Start DATA FOR PROCESSING

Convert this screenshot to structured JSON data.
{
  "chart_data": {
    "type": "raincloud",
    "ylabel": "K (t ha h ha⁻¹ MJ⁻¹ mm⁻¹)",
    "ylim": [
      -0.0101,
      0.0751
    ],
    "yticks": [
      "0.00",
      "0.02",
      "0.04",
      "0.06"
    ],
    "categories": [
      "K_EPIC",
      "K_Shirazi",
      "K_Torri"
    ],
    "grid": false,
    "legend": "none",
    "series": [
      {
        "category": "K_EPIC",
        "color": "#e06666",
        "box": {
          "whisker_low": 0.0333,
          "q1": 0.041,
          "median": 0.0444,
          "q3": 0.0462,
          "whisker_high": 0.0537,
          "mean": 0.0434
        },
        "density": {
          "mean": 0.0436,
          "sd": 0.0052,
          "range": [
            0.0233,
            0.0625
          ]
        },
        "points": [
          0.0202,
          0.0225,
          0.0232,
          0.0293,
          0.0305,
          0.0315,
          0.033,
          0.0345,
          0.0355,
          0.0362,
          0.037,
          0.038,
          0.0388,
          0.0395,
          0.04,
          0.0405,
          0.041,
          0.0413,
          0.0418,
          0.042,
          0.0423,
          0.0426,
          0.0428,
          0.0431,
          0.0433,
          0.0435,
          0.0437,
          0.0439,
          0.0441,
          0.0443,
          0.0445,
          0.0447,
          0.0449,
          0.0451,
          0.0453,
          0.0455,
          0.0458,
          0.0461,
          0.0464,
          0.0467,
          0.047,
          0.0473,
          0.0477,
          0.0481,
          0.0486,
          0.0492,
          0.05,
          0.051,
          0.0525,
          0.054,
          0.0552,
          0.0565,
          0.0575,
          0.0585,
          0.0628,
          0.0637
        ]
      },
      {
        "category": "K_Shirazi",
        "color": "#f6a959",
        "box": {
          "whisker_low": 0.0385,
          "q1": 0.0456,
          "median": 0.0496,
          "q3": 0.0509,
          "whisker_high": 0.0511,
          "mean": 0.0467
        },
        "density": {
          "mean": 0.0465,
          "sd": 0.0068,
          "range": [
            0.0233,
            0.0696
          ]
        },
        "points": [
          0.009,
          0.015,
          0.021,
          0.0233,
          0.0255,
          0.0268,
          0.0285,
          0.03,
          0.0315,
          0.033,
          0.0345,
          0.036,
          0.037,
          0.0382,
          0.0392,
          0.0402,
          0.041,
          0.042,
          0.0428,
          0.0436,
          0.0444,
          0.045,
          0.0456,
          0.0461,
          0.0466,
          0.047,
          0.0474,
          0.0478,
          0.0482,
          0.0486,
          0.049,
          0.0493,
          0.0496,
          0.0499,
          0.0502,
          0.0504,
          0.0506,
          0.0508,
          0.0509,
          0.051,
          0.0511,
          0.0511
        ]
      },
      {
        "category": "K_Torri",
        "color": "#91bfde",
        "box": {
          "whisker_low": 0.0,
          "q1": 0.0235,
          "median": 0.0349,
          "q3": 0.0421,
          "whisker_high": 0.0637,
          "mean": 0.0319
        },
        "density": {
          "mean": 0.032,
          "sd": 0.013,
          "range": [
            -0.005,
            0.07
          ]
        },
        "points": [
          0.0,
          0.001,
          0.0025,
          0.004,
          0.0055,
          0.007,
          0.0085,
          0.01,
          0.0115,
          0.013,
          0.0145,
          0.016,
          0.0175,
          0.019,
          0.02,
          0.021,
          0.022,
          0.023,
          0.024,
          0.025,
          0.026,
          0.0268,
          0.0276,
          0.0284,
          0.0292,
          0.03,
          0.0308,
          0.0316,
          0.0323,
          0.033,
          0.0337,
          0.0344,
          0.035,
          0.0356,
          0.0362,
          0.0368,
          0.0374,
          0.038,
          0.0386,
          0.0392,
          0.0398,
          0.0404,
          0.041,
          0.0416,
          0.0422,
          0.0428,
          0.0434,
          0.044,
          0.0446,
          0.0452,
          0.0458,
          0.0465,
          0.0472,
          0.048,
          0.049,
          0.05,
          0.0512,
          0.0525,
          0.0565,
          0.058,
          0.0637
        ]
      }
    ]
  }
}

End DATA FOR PROCESSING

→ **WHAT YOU WILL DO**
Reproduce every line of the data verbatim.

→ **FINAL RESULT**
Convert this screenshot to structured JSON data.
{
  "chart_data": {
    "type": "raincloud",
    "ylabel": "K (t ha h ha⁻¹ MJ⁻¹ mm⁻¹)",
    "ylim": [
      -0.0101,
      0.0751
    ],
    "yticks": [
      "0.00",
      "0.02",
      "0.04",
      "0.06"
    ],
    "categories": [
      "K_EPIC",
      "K_Shirazi",
      "K_Torri"
    ],
    "grid": false,
    "legend": "none",
    "series": [
      {
        "category": "K_EPIC",
        "color": "#e06666",
        "box": {
          "whisker_low": 0.0333,
          "q1": 0.041,
          "median": 0.0444,
          "q3": 0.0462,
          "whisker_high": 0.0537,
          "mean": 0.0434
        },
        "density": {
          "mean": 0.0436,
          "sd": 0.0052,
          "range": [
            0.0233,
            0.0625
          ]
        },
        "points": [
          0.0202,
          0.0225,
          0.0232,
          0.0293,
          0.0305,
          0.0315,
          0.033,
          0.0345,
          0.0355,
          0.0362,
          0.037,
          0.038,
          0.0388,
          0.0395,
          0.04,
          0.0405,
          0.041,
          0.0413,
          0.0418,
          0.042,
          0.0423,
          0.0426,
          0.0428,
          0.0431,
          0.0433,
          0.0435,
          0.0437,
          0.0439,
          0.0441,
          0.0443,
          0.0445,
          0.0447,
          0.0449,
          0.0451,
          0.0453,
          0.0455,
          0.0458,
          0.0461,
          0.0464,
          0.0467,
          0.047,
          0.0473,
          0.0477,
          0.0481,
          0.0486,
          0.0492,
          0.05,
          0.051,
          0.0525,
          0.054,
          0.0552,
          0.0565,
          0.0575,
          0.0585,
          0.0628,
          0.0637
        ]
      },
      {
        "category": "K_Shirazi",
        "color": "#f6a959",
        "box": {
          "whisker_low": 0.0385,
          "q1": 0.0456,
          "median": 0.0496,
          "q3": 0.0509,
          "whisker_high": 0.0511,
          "mean": 0.0467
        },
        "density": {
          "mean": 0.0465,
          "sd": 0.0068,
          "range": [
            0.0233,
            0.0696
          ]
        },
        "points": [
          0.009,
          0.015,
          0.021,
          0.0233,
          0.0255,
          0.0268,
          0.0285,
          0.03,
          0.0315,
          0.033,
          0.0345,
          0.036,
          0.037,
          0.0382,
          0.0392,
          0.0402,
          0.041,
          0.042,
          0.0428,
          0.0436,
          0.0444,
          0.045,
          0.0456,
          0.0461,
          0.0466,
          0.047,
          0.0474,
          0.0478,
          0.0482,
          0.0486,
          0.049,
          0.0493,
          0.0496,
          0.0499,
          0.0502,
          0.0504,
          0.0506,
          0.0508,
          0.0509,
          0.051,
          0.0511,
          0.0511
        ]
      },
      {
        "category": "K_Torri",
        "color": "#91bfde",
        "box": {
          "whisker_low": 0.0,
          "q1": 0.0235,
          "median": 0.0349,
          "q3": 0.0421,
          "whisker_high": 0.0637,
          "mean": 0.0319
        },
        "density": {
          "mean": 0.032,
          "sd": 0.013,
          "range": [
            -0.005,
            0.07
          ]
        },
        "points": [
          0.0,
          0.001,
          0.0025,
          0.004,
          0.0055,
          0.007,
          0.0085,
          0.01,
          0.0115,
          0.013,
          0.0145,
          0.016,
          0.0175,
          0.019,
          0.02,
          0.021,
          0.022,
          0.023,
          0.024,
          0.025,
          0.026,
          0.0268,
          0.0276,
          0.0284,
          0.0292,
          0.03,
          0.0308,
          0.0316,
          0.0323,
          0.033,
          0.0337,
          0.0344,
          0.035,
          0.0356,
          0.0362,
          0.0368,
          0.0374,
          0.038,
          0.0386,
          0.0392,
          0.0398,
          0.0404,
          0.041,
          0.0416,
          0.0422,
          0.0428,
          0.0434,
          0.044,
          0.0446,
          0.0452,
          0.0458,
          0.0465,
          0.0472,
          0.048,
          0.049,
          0.05,
          0.0512,
          0.0525,
          0.0565,
          0.058,
          0.0637
        ]
      }
    ]
  }
}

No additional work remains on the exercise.